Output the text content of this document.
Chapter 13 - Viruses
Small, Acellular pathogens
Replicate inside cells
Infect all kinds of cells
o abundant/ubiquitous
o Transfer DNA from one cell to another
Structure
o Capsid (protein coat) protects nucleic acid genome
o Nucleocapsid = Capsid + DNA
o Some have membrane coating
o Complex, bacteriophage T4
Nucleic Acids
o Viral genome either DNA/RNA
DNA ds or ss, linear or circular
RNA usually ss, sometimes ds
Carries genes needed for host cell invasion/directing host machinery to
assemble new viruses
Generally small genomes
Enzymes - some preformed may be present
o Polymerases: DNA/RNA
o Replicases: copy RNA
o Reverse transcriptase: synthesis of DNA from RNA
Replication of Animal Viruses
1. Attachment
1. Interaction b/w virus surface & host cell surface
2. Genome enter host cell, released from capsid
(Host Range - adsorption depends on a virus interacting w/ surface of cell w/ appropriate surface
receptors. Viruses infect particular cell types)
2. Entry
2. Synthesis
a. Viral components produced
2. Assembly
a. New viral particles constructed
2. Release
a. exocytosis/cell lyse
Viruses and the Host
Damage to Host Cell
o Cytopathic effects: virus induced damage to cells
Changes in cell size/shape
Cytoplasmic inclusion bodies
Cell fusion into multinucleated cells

* * *

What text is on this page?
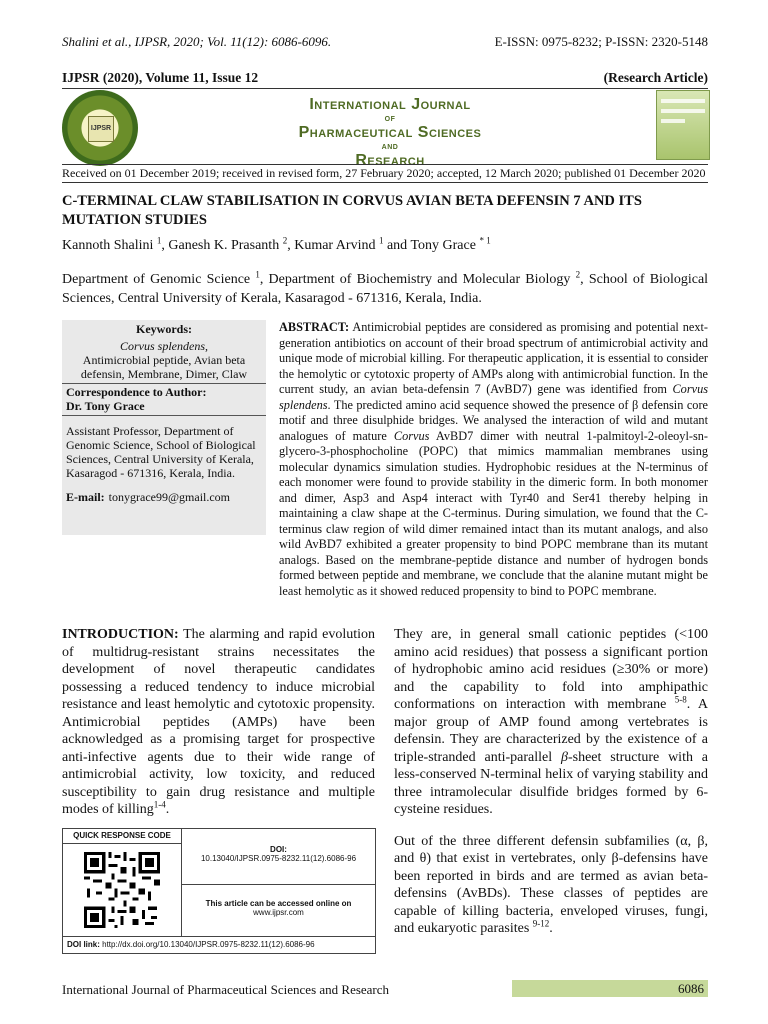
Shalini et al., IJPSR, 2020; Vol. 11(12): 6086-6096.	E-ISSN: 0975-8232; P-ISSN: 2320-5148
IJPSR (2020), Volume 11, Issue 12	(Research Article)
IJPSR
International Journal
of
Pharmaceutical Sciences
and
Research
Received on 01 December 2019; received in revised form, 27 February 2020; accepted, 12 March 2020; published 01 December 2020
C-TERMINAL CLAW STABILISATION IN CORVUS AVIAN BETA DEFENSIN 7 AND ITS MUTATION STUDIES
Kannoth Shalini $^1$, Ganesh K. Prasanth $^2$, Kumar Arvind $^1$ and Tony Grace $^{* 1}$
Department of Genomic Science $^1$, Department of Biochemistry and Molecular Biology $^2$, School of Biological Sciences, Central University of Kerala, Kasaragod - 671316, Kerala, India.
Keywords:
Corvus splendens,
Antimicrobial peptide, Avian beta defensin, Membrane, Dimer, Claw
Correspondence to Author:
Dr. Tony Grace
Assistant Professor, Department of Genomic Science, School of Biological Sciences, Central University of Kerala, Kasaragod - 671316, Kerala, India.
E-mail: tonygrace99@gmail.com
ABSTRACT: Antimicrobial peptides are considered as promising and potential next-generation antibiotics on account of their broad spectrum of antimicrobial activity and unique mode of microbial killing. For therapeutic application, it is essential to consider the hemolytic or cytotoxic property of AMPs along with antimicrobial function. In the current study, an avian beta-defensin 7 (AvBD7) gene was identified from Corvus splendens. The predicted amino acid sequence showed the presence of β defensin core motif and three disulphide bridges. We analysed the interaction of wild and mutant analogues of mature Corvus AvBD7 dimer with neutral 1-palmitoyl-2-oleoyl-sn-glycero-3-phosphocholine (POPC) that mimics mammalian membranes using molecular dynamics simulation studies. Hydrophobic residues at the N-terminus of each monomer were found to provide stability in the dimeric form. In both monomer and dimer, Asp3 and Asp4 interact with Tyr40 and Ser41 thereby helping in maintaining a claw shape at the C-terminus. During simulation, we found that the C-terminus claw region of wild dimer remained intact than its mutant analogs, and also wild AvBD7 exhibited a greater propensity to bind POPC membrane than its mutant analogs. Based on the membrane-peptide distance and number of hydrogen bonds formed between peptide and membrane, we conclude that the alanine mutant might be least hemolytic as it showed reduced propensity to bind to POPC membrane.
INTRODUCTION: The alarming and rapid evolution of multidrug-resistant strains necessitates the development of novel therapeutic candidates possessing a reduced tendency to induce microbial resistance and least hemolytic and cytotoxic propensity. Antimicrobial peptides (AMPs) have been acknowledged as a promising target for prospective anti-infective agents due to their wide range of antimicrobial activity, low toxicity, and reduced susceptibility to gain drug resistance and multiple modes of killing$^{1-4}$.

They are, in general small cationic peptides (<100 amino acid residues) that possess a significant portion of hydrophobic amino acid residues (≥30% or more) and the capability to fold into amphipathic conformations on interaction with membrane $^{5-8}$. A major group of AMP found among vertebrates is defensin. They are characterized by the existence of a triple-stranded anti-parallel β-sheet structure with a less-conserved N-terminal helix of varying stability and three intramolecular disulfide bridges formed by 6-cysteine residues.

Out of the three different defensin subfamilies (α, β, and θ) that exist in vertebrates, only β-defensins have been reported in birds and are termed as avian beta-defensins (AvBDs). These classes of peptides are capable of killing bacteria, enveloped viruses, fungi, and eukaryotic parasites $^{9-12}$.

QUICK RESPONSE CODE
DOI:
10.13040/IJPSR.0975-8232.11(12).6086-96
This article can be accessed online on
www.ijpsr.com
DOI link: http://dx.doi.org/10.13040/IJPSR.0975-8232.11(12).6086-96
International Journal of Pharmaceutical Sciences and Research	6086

- **Your instructions**:
Wherever the string "Department" occurs in the records, copy the line it is in.

- **Task response**:
Department of Genomic Science $^1$, Department of Biochemistry and Molecular Biology $^2$, School of Biological Sciences, Central University of Kerala, Kasaragod - 671316, Kerala, India.
Assistant Professor, Department of Genomic Science, School of Biological Sciences, Central University of Kerala, Kasaragod - 671316, Kerala, India.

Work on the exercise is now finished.